Written problem:
Convert every listing below into a JSON list of strings, one string per line, omitting blank lines and leaving the pictures out of the result.

— BEGIN —

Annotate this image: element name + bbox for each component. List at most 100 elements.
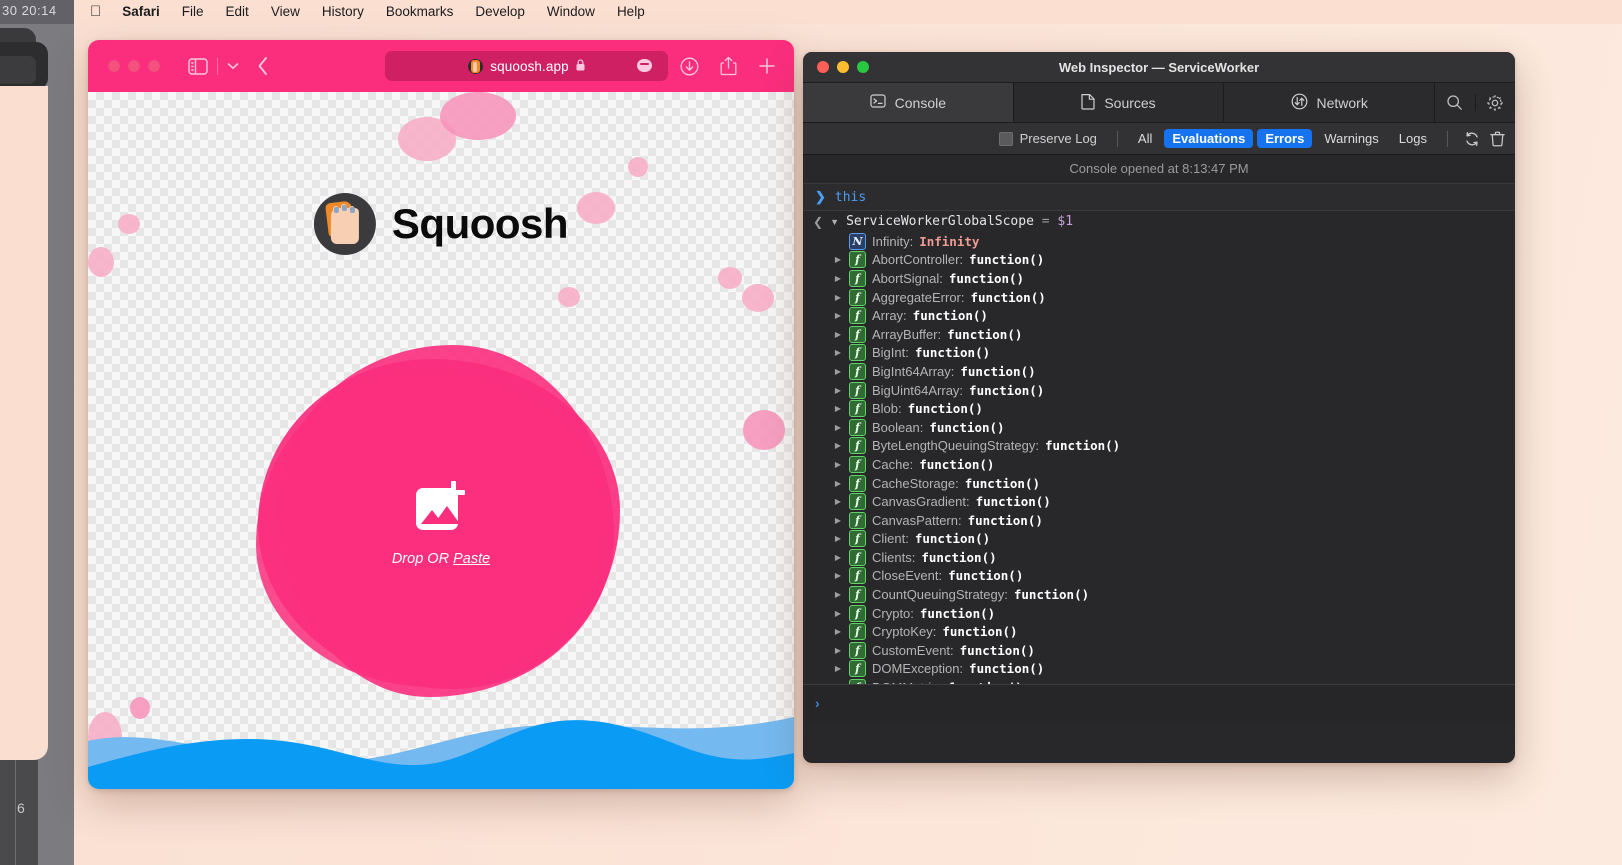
chevron-down-icon[interactable]: [227, 62, 239, 70]
function-badge-icon: f: [849, 307, 866, 324]
disclosure-triangle-icon[interactable]: ▶: [833, 367, 843, 376]
console-property-row[interactable]: ▶fAggregateError:function(): [833, 288, 1515, 307]
disclosure-triangle-icon[interactable]: ▶: [833, 255, 843, 264]
menu-item-window[interactable]: Window: [536, 0, 606, 24]
console-property-row[interactable]: ▶fCanvasGradient:function(): [833, 492, 1515, 511]
console-property-row[interactable]: ▶fBigInt:function(): [833, 344, 1515, 363]
disclosure-triangle-icon[interactable]: ▶: [833, 441, 843, 450]
paste-link[interactable]: Paste: [453, 551, 490, 567]
disclosure-triangle-icon[interactable]: ▶: [833, 460, 843, 469]
console-property-row[interactable]: ▶fClients:function(): [833, 548, 1515, 567]
disclosure-triangle-icon[interactable]: ▶: [833, 311, 843, 320]
function-badge-icon: f: [849, 251, 866, 268]
disclosure-triangle-icon[interactable]: ▶: [833, 646, 843, 655]
goto-arrow-icon[interactable]: ❮: [813, 215, 823, 229]
console-property-row[interactable]: ▶fCache:function(): [833, 455, 1515, 474]
console-property-row[interactable]: ▶fByteLengthQueuingStrategy:function(): [833, 437, 1515, 456]
minimize-button[interactable]: [128, 60, 140, 72]
menu-item-edit[interactable]: Edit: [215, 0, 260, 24]
disclosure-triangle-icon[interactable]: ▶: [833, 627, 843, 636]
console-property-row[interactable]: ▶fCloseEvent:function(): [833, 567, 1515, 586]
property-name: Clients:: [872, 550, 915, 565]
disclosure-triangle-icon[interactable]: ▶: [833, 497, 843, 506]
tab-console[interactable]: Console: [803, 83, 1014, 122]
zoom-button[interactable]: [148, 60, 160, 72]
console-property-row[interactable]: ▶fArrayBuffer:function(): [833, 325, 1515, 344]
disclosure-triangle-icon[interactable]: ▶: [833, 571, 843, 580]
property-value: function(): [948, 568, 1023, 583]
disclosure-triangle-icon[interactable]: ▶: [833, 293, 843, 302]
clear-on-reload-icon[interactable]: [1464, 131, 1480, 147]
search-icon[interactable]: [1435, 94, 1476, 111]
disclosure-triangle-icon[interactable]: ▶: [833, 553, 843, 562]
address-bar[interactable]: squoosh.app: [385, 51, 668, 81]
trash-icon[interactable]: [1490, 131, 1505, 147]
filter-errors[interactable]: Errors: [1257, 129, 1312, 148]
console-property-row[interactable]: ▶fCanvasPattern:function(): [833, 511, 1515, 530]
console-property-row[interactable]: ▶fCountQueuingStrategy:function(): [833, 585, 1515, 604]
console-property-row[interactable]: ▶fClient:function(): [833, 530, 1515, 549]
disclosure-triangle-icon[interactable]: ▶: [833, 516, 843, 525]
console-property-row[interactable]: ▶fArray:function(): [833, 306, 1515, 325]
console-property-row[interactable]: ▶fBlob:function(): [833, 399, 1515, 418]
desktop-background: 30 20:14 6  Safari File Edit View Histo…: [0, 0, 1622, 865]
console-property-list[interactable]: NInfinity:Infinity▶fAbortController:func…: [803, 232, 1515, 721]
console-property-row[interactable]: ▶fCacheStorage:function(): [833, 474, 1515, 493]
menu-item-history[interactable]: History: [311, 0, 375, 24]
filter-evaluations[interactable]: Evaluations: [1164, 129, 1253, 148]
downloads-icon[interactable]: [680, 57, 699, 76]
disclosure-triangle-icon[interactable]: ▶: [833, 274, 843, 283]
console-result-row[interactable]: ❮ ▼ ServiceWorkerGlobalScope = $1: [803, 211, 1515, 232]
console-property-row[interactable]: ▶fDOMException:function(): [833, 660, 1515, 679]
tab-sources[interactable]: Sources: [1014, 83, 1225, 122]
property-value: function(): [919, 457, 994, 472]
disclosure-triangle-icon[interactable]: ▶: [833, 348, 843, 357]
disclosure-triangle-icon[interactable]: ▶: [833, 479, 843, 488]
menu-item-develop[interactable]: Develop: [464, 0, 536, 24]
url-text: squoosh.app: [490, 59, 568, 74]
share-icon[interactable]: [720, 56, 737, 76]
add-image-icon: [416, 481, 466, 531]
console-prompt[interactable]: ›: [803, 684, 1515, 721]
console-property-row[interactable]: ▶fBigInt64Array:function(): [833, 362, 1515, 381]
menu-item-bookmarks[interactable]: Bookmarks: [375, 0, 465, 24]
disclosure-triangle-icon[interactable]: ▶: [833, 386, 843, 395]
console-property-row[interactable]: ▶fCryptoKey:function(): [833, 622, 1515, 641]
drop-zone[interactable]: Drop OR Paste: [256, 345, 626, 703]
gear-icon[interactable]: [1476, 94, 1515, 112]
console-property-row[interactable]: ▶fCrypto:function(): [833, 604, 1515, 623]
back-button-icon[interactable]: [257, 56, 269, 76]
tab-network[interactable]: Network: [1224, 83, 1435, 122]
console-input-row[interactable]: ❯ this: [803, 184, 1515, 211]
window-controls[interactable]: [108, 60, 160, 72]
disclosure-triangle-icon[interactable]: ▶: [833, 534, 843, 543]
menu-item-help[interactable]: Help: [606, 0, 656, 24]
console-property-row[interactable]: ▶fAbortController:function(): [833, 251, 1515, 270]
filter-logs[interactable]: Logs: [1391, 129, 1435, 148]
menu-item-file[interactable]: File: [171, 0, 215, 24]
console-property-row[interactable]: ▶fBigUint64Array:function(): [833, 381, 1515, 400]
menu-item-safari[interactable]: Safari: [111, 0, 171, 24]
disclosure-triangle-icon[interactable]: ▶: [833, 609, 843, 618]
disclosure-triangle-open-icon[interactable]: ▼: [830, 217, 839, 227]
new-tab-icon[interactable]: [758, 57, 776, 75]
reader-chat-icon[interactable]: [637, 59, 652, 72]
close-button[interactable]: [108, 60, 120, 72]
apple-logo-icon[interactable]: : [74, 0, 111, 24]
console-property-row[interactable]: ▶fCustomEvent:function(): [833, 641, 1515, 660]
preserve-log-toggle[interactable]: Preserve Log: [999, 131, 1097, 146]
disclosure-triangle-icon[interactable]: ▶: [833, 404, 843, 413]
menu-item-view[interactable]: View: [260, 0, 311, 24]
disclosure-triangle-icon[interactable]: ▶: [833, 330, 843, 339]
preserve-log-checkbox[interactable]: [999, 132, 1013, 146]
console-property-row[interactable]: NInfinity:Infinity: [833, 232, 1515, 251]
console-body[interactable]: Console opened at 8:13:47 PM ❯ this ❮ ▼ …: [803, 155, 1515, 721]
disclosure-triangle-icon[interactable]: ▶: [833, 423, 843, 432]
console-property-row[interactable]: ▶fBoolean:function(): [833, 418, 1515, 437]
disclosure-triangle-icon[interactable]: ▶: [833, 590, 843, 599]
sidebar-toggle-icon[interactable]: [188, 58, 208, 75]
disclosure-triangle-icon[interactable]: ▶: [833, 664, 843, 673]
filter-all[interactable]: All: [1130, 129, 1160, 148]
console-property-row[interactable]: ▶fAbortSignal:function(): [833, 269, 1515, 288]
filter-warnings[interactable]: Warnings: [1316, 129, 1386, 148]
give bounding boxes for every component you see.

— END —

The reply:
[
  "Annotate this image: element name + bbox for each component. List at most 100 elements.",
  "chevron-down-icon[interactable]: [227, 62, 239, 70]",
  "function-badge-icon: f: [849, 307, 866, 324]",
  "disclosure-triangle-icon[interactable]: ▶: [833, 367, 843, 376]",
  "console-property-row[interactable]: ▶fAggregateError:function(): [833, 288, 1515, 307]",
  "disclosure-triangle-icon[interactable]: ▶: [833, 255, 843, 264]",
  "menu-item-window[interactable]: Window: [536, 0, 606, 24]",
  "console-property-row[interactable]: ▶fCanvasGradient:function(): [833, 492, 1515, 511]",
  "console-property-row[interactable]: ▶fBigInt:function(): [833, 344, 1515, 363]",
  "disclosure-triangle-icon[interactable]: ▶: [833, 441, 843, 450]",
  "paste-link[interactable]: Paste: [453, 551, 490, 567]",
  "disclosure-triangle-icon[interactable]: ▶: [833, 460, 843, 469]",
  "console-property-row[interactable]: ▶fClients:function(): [833, 548, 1515, 567]",
  "disclosure-triangle-icon[interactable]: ▶: [833, 311, 843, 320]",
  "function-badge-icon: f: [849, 251, 866, 268]",
  "disclosure-triangle-icon[interactable]: ▶: [833, 646, 843, 655]",
  "goto-arrow-icon[interactable]: ❮: [813, 215, 823, 229]",
  "console-property-row[interactable]: ▶fCache:function(): [833, 455, 1515, 474]",
  "console-property-row[interactable]: ▶fByteLengthQueuingStrategy:function(): [833, 437, 1515, 456]",
  "minimize-button[interactable]: [128, 60, 140, 72]",
  "menu-item-edit[interactable]: Edit: [215, 0, 260, 24]",
  "disclosure-triangle-icon[interactable]: ▶: [833, 627, 843, 636]",
  "console-property-row[interactable]: ▶fCloseEvent:function(): [833, 567, 1515, 586]",
  "property-name: Clients:: [872, 550, 915, 565]",
  "disclosure-triangle-icon[interactable]: ▶: [833, 497, 843, 506]",
  "tab-console[interactable]: Console: [803, 83, 1014, 122]",
  "zoom-button[interactable]: [148, 60, 160, 72]",
  "console-property-row[interactable]: ▶fArrayBuffer:function(): [833, 325, 1515, 344]",
  "disclosure-triangle-icon[interactable]: ▶: [833, 571, 843, 580]",
  "property-value: function(): [948, 568, 1023, 583]",
  "disclosure-triangle-icon[interactable]: ▶: [833, 293, 843, 302]",
  "clear-on-reload-icon[interactable]: [1464, 131, 1480, 147]",
  "search-icon[interactable]: [1435, 94, 1476, 111]",
  "disclosure-triangle-icon[interactable]: ▶: [833, 553, 843, 562]",
  "address-bar[interactable]: squoosh.app: [385, 51, 668, 81]",
  "trash-icon[interactable]: [1490, 131, 1505, 147]",
  "filter-errors[interactable]: Errors: [1257, 129, 1312, 148]",
  "console-property-row[interactable]: ▶fCanvasPattern:function(): [833, 511, 1515, 530]",
  "console-property-row[interactable]: ▶fCountQueuingStrategy:function(): [833, 585, 1515, 604]",
  "console-property-row[interactable]: ▶fClient:function(): [833, 530, 1515, 549]",
  "disclosure-triangle-icon[interactable]: ▶: [833, 516, 843, 525]",
  "console-property-row[interactable]: ▶fArray:function(): [833, 306, 1515, 325]",
  "console-property-row[interactable]: ▶fBlob:function(): [833, 399, 1515, 418]",
  "desktop-background: 30 20:14 6  Safari File Edit View Histo…: [0, 0, 1622, 865]",
  "console-property-list[interactable]: NInfinity:Infinity▶fAbortController:func…: [803, 232, 1515, 721]",
  "console-property-row[interactable]: ▶fCacheStorage:function(): [833, 474, 1515, 493]",
  "menu-item-history[interactable]: History: [311, 0, 375, 24]",
  "filter-evaluations[interactable]: Evaluations: [1164, 129, 1253, 148]",
  "downloads-icon[interactable]: [680, 57, 699, 76]",
  "disclosure-triangle-icon[interactable]: ▶: [833, 274, 843, 283]",
  "console-result-row[interactable]: ❮ ▼ ServiceWorkerGlobalScope = $1: [803, 211, 1515, 232]",
  "console-property-row[interactable]: ▶fDOMException:function(): [833, 660, 1515, 679]",
  "tab-sources[interactable]: Sources: [1014, 83, 1225, 122]",
  "property-value: function(): [919, 457, 994, 472]",
  "disclosure-triangle-icon[interactable]: ▶: [833, 348, 843, 357]",
  "disclosure-triangle-icon[interactable]: ▶: [833, 479, 843, 488]",
  "menu-item-develop[interactable]: Develop: [464, 0, 536, 24]",
  "url-text: squoosh.app: [490, 59, 568, 74]",
  "share-icon[interactable]: [720, 56, 737, 76]",
  "add-image-icon: [416, 481, 466, 531]",
  "console-prompt[interactable]: ›: [803, 684, 1515, 721]",
  "console-property-row[interactable]: ▶fBigInt64Array:function(): [833, 362, 1515, 381]",
  "menu-item-bookmarks[interactable]: Bookmarks: [375, 0, 465, 24]",
  "disclosure-triangle-icon[interactable]: ▶: [833, 386, 843, 395]",
  "console-property-row[interactable]: ▶fCryptoKey:function(): [833, 622, 1515, 641]",
  "drop-zone[interactable]: Drop OR Paste: [256, 345, 626, 703]",
  "gear-icon[interactable]: [1476, 94, 1515, 112]",
  "console-property-row[interactable]: ▶fCrypto:function(): [833, 604, 1515, 623]",
  "back-button-icon[interactable]: [257, 56, 269, 76]",
  "tab-network[interactable]: Network: [1224, 83, 1435, 122]",
  "console-input-row[interactable]: ❯ this: [803, 184, 1515, 211]",
  "window-controls[interactable]: [108, 60, 160, 72]",
  "disclosure-triangle-icon[interactable]: ▶: [833, 534, 843, 543]",
  "menu-item-help[interactable]: Help: [606, 0, 656, 24]",
  "console-property-row[interactable]: ▶fAbortController:function(): [833, 251, 1515, 270]",
  "filter-logs[interactable]: Logs: [1391, 129, 1435, 148]",
  "menu-item-file[interactable]: File: [171, 0, 215, 24]",
  "console-property-row[interactable]: ▶fBigUint64Array:function(): [833, 381, 1515, 400]",
  "menu-item-safari[interactable]: Safari: [111, 0, 171, 24]",
  "disclosure-triangle-icon[interactable]: ▶: [833, 609, 843, 618]",
  "disclosure-triangle-open-icon[interactable]: ▼: [830, 217, 839, 227]",
  "new-tab-icon[interactable]: [758, 57, 776, 75]",
  "reader-chat-icon[interactable]: [637, 59, 652, 72]",
  "close-button[interactable]: [108, 60, 120, 72]",
  "apple-logo-icon[interactable]: : [74, 0, 111, 24]",
  "console-property-row[interactable]: ▶fCustomEvent:function(): [833, 641, 1515, 660]",
  "preserve-log-toggle[interactable]: Preserve Log: [999, 131, 1097, 146]",
  "disclosure-triangle-icon[interactable]: ▶: [833, 404, 843, 413]",
  "menu-item-view[interactable]: View: [260, 0, 311, 24]",
  "disclosure-triangle-icon[interactable]: ▶: [833, 330, 843, 339]",
  "preserve-log-checkbox[interactable]: [999, 132, 1013, 146]",
  "console-property-row[interactable]: NInfinity:Infinity: [833, 232, 1515, 251]",
  "console-body[interactable]: Console opened at 8:13:47 PM ❯ this ❮ ▼ …: [803, 155, 1515, 721]",
  "disclosure-triangle-icon[interactable]: ▶: [833, 423, 843, 432]",
  "console-property-row[interactable]: ▶fBoolean:function(): [833, 418, 1515, 437]",
  "disclosure-triangle-icon[interactable]: ▶: [833, 590, 843, 599]",
  "sidebar-toggle-icon[interactable]: [188, 58, 208, 75]",
  "disclosure-triangle-icon[interactable]: ▶: [833, 664, 843, 673]",
  "filter-all[interactable]: All: [1130, 129, 1160, 148]",
  "console-property-row[interactable]: ▶fAbortSignal:function(): [833, 269, 1515, 288]",
  "filter-warnings[interactable]: Warnings: [1316, 129, 1386, 148]",
  "give bounding boxes for every component you see."
]